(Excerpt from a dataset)
════
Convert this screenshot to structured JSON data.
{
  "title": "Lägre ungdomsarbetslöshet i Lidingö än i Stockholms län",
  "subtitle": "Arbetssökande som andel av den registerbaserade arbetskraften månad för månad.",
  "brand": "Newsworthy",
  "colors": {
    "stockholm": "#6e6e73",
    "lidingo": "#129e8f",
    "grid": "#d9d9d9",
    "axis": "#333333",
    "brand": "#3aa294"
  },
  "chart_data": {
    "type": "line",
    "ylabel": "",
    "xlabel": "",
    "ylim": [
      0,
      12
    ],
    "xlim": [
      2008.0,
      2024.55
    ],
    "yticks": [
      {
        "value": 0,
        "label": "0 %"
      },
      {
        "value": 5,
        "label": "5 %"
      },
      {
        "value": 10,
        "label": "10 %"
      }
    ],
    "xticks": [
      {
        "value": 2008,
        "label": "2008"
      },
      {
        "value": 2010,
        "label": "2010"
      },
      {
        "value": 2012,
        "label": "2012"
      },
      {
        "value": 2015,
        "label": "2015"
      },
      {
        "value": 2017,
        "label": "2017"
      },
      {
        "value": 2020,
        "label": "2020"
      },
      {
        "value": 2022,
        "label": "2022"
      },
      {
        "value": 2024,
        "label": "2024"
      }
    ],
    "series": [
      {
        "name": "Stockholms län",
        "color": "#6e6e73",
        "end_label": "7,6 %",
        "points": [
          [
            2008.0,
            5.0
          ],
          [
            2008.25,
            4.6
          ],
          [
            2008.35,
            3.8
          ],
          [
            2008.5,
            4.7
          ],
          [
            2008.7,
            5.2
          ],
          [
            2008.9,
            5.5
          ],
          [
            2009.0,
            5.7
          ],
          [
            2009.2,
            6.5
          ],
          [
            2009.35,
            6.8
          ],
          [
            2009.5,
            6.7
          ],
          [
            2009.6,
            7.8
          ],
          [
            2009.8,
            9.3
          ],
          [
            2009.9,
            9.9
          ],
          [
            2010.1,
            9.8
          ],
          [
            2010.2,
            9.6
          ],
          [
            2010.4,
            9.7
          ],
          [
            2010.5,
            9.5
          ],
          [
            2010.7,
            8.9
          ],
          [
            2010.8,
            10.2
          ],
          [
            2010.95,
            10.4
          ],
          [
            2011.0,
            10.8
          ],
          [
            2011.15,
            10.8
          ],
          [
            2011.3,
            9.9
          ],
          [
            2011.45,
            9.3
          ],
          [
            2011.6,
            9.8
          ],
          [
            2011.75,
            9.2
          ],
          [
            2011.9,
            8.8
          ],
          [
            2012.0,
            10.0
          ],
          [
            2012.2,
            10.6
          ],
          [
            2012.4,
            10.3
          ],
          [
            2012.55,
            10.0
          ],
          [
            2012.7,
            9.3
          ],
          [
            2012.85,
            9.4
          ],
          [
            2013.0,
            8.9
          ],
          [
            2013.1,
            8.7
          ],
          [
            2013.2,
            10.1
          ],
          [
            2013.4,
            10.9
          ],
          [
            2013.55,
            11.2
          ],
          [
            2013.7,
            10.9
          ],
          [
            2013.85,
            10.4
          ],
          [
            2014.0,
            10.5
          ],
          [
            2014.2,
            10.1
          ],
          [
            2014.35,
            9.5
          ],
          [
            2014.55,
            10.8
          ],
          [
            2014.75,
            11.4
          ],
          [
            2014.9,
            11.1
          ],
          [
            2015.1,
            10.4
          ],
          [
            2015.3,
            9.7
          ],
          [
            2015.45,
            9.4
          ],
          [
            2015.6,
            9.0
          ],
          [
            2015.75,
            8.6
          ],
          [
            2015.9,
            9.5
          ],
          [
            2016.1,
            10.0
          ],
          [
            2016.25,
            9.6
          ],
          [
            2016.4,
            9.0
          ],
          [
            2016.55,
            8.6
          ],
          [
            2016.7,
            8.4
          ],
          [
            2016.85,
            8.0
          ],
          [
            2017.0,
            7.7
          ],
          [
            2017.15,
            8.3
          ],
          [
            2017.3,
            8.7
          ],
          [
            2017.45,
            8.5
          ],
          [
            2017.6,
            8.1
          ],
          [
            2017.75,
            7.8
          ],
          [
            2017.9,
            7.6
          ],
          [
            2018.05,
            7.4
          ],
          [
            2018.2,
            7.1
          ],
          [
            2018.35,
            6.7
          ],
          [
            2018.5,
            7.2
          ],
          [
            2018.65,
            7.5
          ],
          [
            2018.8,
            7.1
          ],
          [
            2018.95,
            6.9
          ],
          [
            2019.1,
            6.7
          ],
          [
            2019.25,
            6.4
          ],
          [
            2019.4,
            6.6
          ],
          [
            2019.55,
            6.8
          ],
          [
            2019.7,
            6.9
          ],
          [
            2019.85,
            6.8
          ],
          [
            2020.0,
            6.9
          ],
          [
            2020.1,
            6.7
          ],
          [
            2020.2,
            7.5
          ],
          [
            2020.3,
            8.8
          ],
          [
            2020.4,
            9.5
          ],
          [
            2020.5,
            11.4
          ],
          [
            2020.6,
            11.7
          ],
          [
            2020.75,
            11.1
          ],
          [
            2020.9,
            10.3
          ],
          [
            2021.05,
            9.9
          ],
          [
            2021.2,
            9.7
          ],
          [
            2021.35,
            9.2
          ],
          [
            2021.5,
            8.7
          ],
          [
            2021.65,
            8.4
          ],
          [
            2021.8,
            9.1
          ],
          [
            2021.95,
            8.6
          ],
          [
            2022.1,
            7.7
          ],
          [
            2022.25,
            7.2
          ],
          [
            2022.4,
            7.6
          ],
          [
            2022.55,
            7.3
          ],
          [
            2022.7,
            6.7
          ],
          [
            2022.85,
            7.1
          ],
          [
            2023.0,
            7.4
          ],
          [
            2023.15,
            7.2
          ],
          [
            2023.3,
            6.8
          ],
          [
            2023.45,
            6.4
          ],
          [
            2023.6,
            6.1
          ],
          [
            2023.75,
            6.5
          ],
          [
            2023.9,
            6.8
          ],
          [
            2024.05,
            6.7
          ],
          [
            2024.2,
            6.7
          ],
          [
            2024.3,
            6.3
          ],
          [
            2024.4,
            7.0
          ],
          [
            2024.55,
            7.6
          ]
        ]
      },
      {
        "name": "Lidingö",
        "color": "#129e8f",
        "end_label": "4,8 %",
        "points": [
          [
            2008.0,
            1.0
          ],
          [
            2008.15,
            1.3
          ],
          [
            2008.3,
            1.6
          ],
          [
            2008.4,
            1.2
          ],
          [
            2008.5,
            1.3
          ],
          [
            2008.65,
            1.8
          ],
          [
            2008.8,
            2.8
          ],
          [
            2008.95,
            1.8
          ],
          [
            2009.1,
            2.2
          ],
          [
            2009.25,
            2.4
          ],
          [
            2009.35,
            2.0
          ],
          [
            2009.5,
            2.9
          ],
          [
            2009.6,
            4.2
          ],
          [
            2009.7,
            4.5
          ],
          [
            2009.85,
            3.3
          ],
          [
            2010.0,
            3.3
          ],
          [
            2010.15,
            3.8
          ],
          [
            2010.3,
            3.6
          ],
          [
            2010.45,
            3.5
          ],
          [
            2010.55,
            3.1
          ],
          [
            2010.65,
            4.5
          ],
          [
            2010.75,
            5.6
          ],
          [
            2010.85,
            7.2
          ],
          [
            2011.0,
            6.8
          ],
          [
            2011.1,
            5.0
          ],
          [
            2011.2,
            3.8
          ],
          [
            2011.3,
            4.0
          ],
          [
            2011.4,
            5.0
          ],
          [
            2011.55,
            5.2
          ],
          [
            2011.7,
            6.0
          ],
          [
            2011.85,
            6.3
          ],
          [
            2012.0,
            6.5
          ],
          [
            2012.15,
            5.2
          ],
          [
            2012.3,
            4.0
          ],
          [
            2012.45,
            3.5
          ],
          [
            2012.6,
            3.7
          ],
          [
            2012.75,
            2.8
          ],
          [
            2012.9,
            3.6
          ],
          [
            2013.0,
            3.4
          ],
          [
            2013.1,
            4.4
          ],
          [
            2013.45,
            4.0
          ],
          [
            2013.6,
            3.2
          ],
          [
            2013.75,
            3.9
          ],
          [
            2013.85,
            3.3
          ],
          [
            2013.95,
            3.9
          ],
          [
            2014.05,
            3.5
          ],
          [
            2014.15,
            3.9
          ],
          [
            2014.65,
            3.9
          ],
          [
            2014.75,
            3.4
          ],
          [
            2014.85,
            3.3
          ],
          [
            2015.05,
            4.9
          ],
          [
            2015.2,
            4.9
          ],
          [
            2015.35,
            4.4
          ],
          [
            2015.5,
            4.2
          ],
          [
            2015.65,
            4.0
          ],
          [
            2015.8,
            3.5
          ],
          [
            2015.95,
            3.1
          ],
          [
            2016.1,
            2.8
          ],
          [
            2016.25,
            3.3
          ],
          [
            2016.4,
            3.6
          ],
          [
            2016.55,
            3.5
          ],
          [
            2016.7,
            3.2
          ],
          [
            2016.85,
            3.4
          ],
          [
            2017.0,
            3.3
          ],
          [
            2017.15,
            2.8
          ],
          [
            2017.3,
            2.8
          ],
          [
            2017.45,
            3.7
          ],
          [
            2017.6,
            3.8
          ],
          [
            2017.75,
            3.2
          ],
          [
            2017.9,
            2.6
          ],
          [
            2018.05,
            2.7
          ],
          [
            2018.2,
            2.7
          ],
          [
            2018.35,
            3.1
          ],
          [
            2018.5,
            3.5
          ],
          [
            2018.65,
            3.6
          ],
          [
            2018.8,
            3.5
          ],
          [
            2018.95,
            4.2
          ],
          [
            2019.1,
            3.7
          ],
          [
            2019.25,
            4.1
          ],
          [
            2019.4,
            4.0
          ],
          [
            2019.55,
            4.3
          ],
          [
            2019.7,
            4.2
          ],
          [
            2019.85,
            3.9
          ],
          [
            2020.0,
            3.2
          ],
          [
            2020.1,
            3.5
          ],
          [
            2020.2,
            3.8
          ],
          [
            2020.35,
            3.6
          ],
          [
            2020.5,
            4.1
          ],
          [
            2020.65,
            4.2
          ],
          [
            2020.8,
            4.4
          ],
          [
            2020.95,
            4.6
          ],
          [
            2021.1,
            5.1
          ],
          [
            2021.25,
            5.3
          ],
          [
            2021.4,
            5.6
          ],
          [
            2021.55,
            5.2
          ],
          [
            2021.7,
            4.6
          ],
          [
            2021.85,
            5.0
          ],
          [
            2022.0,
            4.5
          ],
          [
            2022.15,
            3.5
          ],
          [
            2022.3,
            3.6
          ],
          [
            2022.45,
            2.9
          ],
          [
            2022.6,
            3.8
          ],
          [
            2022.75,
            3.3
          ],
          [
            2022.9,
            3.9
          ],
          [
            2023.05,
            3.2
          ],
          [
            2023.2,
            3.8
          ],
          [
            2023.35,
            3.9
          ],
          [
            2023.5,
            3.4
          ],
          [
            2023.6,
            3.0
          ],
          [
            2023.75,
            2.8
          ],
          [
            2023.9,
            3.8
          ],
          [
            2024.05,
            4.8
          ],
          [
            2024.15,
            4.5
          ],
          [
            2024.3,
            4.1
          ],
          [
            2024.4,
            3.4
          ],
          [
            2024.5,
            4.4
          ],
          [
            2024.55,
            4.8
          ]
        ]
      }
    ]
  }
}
════
» What the task asks:
In the data above, tally the lines holding "value" and answer with the figure only.

» Exercise result:
11